Work to be completed -> Reproduce the listing below verbatim.

Data rows ->

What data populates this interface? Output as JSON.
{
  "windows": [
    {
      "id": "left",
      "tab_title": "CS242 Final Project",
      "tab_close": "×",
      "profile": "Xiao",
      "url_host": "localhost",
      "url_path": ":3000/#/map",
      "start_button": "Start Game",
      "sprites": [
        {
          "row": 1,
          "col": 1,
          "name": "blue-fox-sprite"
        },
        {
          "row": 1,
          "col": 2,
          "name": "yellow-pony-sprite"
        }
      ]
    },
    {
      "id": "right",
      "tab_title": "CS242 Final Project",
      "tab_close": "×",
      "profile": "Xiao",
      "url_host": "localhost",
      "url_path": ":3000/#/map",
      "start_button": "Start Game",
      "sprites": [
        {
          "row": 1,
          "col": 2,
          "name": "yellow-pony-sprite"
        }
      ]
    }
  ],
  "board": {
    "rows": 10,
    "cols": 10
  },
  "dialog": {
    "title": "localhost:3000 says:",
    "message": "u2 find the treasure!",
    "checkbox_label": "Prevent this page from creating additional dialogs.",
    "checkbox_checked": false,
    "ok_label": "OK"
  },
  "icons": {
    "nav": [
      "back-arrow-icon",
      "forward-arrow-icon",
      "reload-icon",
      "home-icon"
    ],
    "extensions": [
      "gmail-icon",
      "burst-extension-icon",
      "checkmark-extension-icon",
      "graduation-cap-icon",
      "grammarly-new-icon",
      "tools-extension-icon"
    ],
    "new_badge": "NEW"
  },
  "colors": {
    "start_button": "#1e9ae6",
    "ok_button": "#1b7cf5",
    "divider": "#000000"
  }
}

Complete response ->
What data populates this interface? Output as JSON.
{
  "windows": [
    {
      "id": "left",
      "tab_title": "CS242 Final Project",
      "tab_close": "×",
      "profile": "Xiao",
      "url_host": "localhost",
      "url_path": ":3000/#/map",
      "start_button": "Start Game",
      "sprites": [
        {
          "row": 1,
          "col": 1,
          "name": "blue-fox-sprite"
        },
        {
          "row": 1,
          "col": 2,
          "name": "yellow-pony-sprite"
        }
      ]
    },
    {
      "id": "right",
      "tab_title": "CS242 Final Project",
      "tab_close": "×",
      "profile": "Xiao",
      "url_host": "localhost",
      "url_path": ":3000/#/map",
      "start_button": "Start Game",
      "sprites": [
        {
          "row": 1,
          "col": 2,
          "name": "yellow-pony-sprite"
        }
      ]
    }
  ],
  "board": {
    "rows": 10,
    "cols": 10
  },
  "dialog": {
    "title": "localhost:3000 says:",
    "message": "u2 find the treasure!",
    "checkbox_label": "Prevent this page from creating additional dialogs.",
    "checkbox_checked": false,
    "ok_label": "OK"
  },
  "icons": {
    "nav": [
      "back-arrow-icon",
      "forward-arrow-icon",
      "reload-icon",
      "home-icon"
    ],
    "extensions": [
      "gmail-icon",
      "burst-extension-icon",
      "checkmark-extension-icon",
      "graduation-cap-icon",
      "grammarly-new-icon",
      "tools-extension-icon"
    ],
    "new_badge": "NEW"
  },
  "colors": {
    "start_button": "#1e9ae6",
    "ok_button": "#1b7cf5",
    "divider": "#000000"
  }
}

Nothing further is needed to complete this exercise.